**Document extract:**
start
From Casetext: Smarter Legal Research

Coon v. Crawford & Co.

United States District Court, Northern District of Texas
May 30, 2024
Civil Action 3:23-CV-2732-S (N.D. Tex. May. 30, 2024)

Opinion

Civil Action 3:23-CV-2732-S

05-30-2024

LAUREN J. COON v. CRAWFORD & COMPANY


MEMORANDUM OPINION AND ORDER

KAREN GREN SCHOLER UNITED STATES DISTRICT JUDGE

Before the Court is Defendant Crawford & Company's Motion to Compel Arbitration, to Dismiss, and for Sanctions (“Motion”) [ECF No. 7]. The Court has reviewed the Motion, Defendant's Memorandum of Law in Support of the Motion (“Defendant's Brief') [ECF No. 8], Plaintiff Lauren J. Coon's Response to the Motion (“Response”) [ECF No. 15], Plaintiffs Appendix to the Response (“Plaintiffs Appendix”) [ECF No. 16], Defendant's Reply in Support of the Motion (“Reply”) [ECF No. 21], and the applicable law. For the following reasons, the Court determines that the existence of a binding arbitration agreement is in issue. Accordingly, the Motion is DENIED WITHOUT PREJUDICE pending a trial about whether there is a binding agreement to arbitrate.

Defendant voluntarily withdrew the Motion's request for sanctions. Reply 7. Therefore, the only issues before the Court are the requests to compel arbitration and to dismiss the case.
end
**Provided records:**
start
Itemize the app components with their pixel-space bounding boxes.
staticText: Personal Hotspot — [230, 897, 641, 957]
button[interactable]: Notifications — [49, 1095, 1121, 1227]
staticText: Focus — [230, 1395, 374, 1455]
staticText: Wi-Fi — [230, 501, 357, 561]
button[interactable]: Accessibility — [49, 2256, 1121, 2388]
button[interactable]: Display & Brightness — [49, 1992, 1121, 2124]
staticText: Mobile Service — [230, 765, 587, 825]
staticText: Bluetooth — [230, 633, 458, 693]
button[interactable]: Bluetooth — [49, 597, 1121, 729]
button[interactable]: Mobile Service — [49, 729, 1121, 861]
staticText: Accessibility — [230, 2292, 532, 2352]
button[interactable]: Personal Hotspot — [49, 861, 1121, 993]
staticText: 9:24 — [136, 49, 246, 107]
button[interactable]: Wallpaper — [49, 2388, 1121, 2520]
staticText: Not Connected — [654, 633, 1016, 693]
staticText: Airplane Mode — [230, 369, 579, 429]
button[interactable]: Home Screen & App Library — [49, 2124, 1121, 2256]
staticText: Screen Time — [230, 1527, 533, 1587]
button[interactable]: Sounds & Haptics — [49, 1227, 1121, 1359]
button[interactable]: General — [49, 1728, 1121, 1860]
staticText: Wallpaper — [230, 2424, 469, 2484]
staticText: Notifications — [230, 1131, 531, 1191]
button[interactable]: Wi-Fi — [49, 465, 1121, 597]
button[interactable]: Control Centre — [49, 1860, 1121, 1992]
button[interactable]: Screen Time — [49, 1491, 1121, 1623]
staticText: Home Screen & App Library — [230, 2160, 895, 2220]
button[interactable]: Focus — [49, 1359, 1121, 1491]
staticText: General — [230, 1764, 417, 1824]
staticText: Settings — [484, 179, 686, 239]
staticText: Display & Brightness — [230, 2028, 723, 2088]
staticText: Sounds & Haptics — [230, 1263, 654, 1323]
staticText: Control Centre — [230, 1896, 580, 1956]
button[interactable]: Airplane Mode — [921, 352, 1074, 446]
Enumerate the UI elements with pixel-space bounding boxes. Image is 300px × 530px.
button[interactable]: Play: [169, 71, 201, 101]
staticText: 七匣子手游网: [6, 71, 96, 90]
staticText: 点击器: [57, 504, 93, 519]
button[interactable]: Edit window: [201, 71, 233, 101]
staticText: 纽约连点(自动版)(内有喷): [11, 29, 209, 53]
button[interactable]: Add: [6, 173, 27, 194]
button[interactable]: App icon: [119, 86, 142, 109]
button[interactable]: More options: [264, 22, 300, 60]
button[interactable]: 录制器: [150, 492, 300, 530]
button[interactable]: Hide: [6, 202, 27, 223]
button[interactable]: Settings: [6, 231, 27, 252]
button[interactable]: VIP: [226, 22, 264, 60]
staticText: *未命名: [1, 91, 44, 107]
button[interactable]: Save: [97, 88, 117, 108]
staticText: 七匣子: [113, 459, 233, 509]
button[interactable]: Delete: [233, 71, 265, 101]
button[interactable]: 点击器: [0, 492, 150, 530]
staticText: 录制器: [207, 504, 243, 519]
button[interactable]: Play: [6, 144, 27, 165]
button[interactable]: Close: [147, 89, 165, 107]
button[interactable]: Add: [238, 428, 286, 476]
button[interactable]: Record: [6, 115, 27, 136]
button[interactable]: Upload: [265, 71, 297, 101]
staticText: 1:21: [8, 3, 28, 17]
end
**Problems and tasks:**
a - Please rewrite everything in the court opinion from "Defendant voluntarily withdrew" down to "dismiss the case.", changing "sanctions" to "attorney's fees".
b - List every ECF number cited in the court opinion.
c - Which judge issued the memorandum opinion and order in the court opinion?

**The replies:**
a -
Defendant voluntarily withdrew the Motion's request for attorney's fees. Reply 7. Therefore, the only issues before the Court are the requests to compel arbitration and to dismiss the case.

b - 7, 8, 15, 16, 21

c - Karen Gren Scholer, United States District Judge.